● Set exercise:
Write the entries out again exactly as they stand, but without the pictures.
========================
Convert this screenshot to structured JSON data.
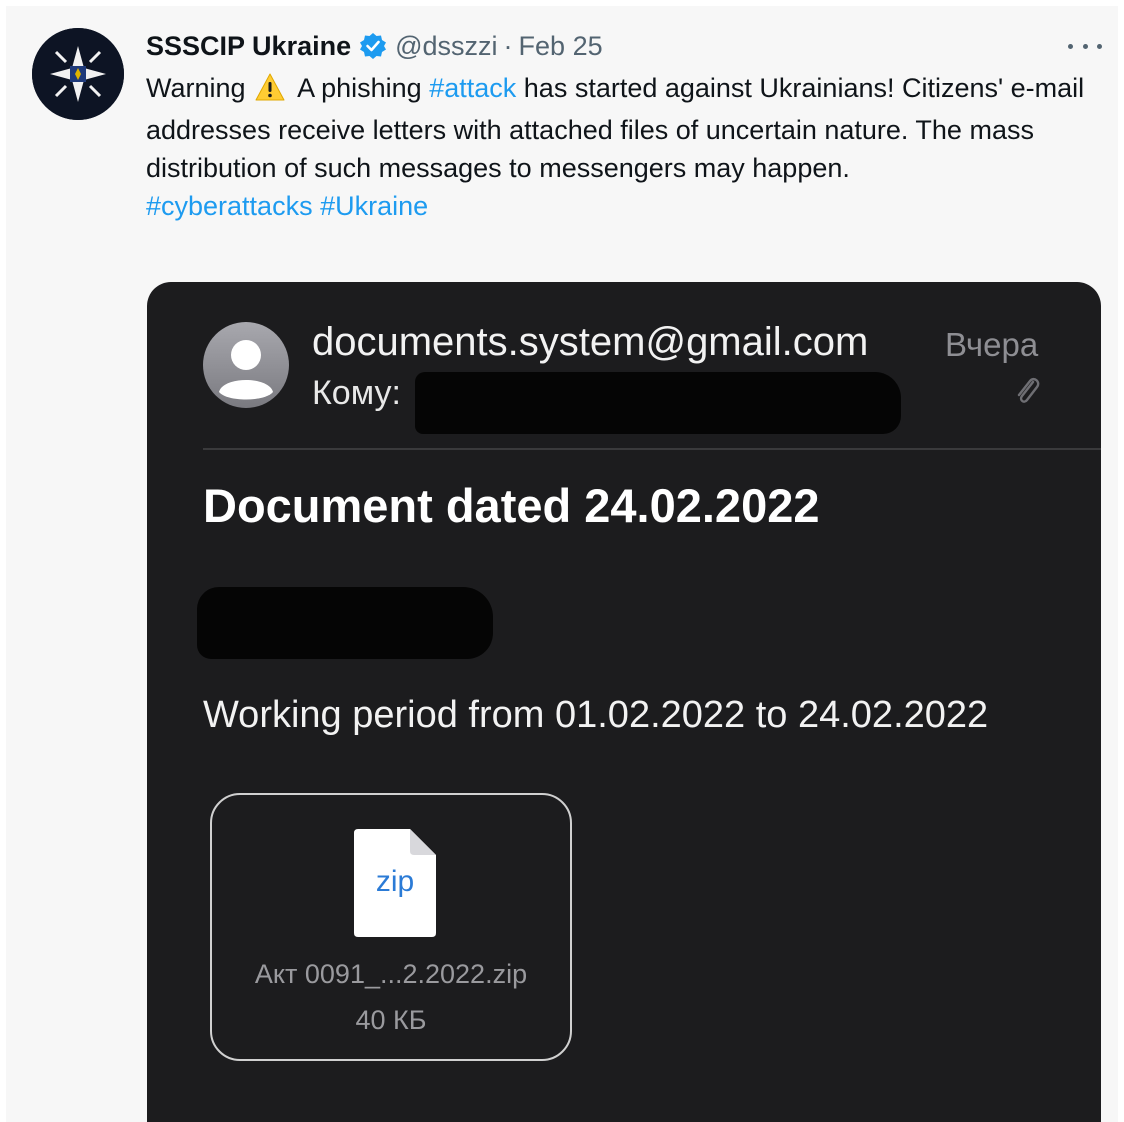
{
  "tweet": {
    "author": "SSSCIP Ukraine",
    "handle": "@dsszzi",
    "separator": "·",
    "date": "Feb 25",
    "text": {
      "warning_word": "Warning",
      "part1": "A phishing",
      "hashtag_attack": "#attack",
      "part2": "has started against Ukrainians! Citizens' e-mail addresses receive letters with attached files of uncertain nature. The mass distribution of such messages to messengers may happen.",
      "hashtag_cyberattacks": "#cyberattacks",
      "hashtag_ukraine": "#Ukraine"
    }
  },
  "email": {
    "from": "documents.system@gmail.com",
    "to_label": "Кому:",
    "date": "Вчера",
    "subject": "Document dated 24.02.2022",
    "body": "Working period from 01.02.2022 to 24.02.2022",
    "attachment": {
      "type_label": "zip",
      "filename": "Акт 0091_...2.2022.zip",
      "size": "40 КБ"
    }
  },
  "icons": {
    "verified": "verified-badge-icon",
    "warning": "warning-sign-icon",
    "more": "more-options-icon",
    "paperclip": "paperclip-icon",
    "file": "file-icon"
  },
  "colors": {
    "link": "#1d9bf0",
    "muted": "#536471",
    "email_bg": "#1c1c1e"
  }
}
========================
● Task response:
Convert this screenshot to structured JSON data.
{
  "tweet": {
    "author": "SSSCIP Ukraine",
    "handle": "@dsszzi",
    "separator": "·",
    "date": "Feb 25",
    "text": {
      "warning_word": "Warning",
      "part1": "A phishing",
      "hashtag_attack": "#attack",
      "part2": "has started against Ukrainians! Citizens' e-mail addresses receive letters with attached files of uncertain nature. The mass distribution of such messages to messengers may happen.",
      "hashtag_cyberattacks": "#cyberattacks",
      "hashtag_ukraine": "#Ukraine"
    }
  },
  "email": {
    "from": "documents.system@gmail.com",
    "to_label": "Кому:",
    "date": "Вчера",
    "subject": "Document dated 24.02.2022",
    "body": "Working period from 01.02.2022 to 24.02.2022",
    "attachment": {
      "type_label": "zip",
      "filename": "Акт 0091_...2.2022.zip",
      "size": "40 КБ"
    }
  },
  "icons": {
    "verified": "verified-badge-icon",
    "warning": "warning-sign-icon",
    "more": "more-options-icon",
    "paperclip": "paperclip-icon",
    "file": "file-icon"
  },
  "colors": {
    "link": "#1d9bf0",
    "muted": "#536471",
    "email_bg": "#1c1c1e"
  }
}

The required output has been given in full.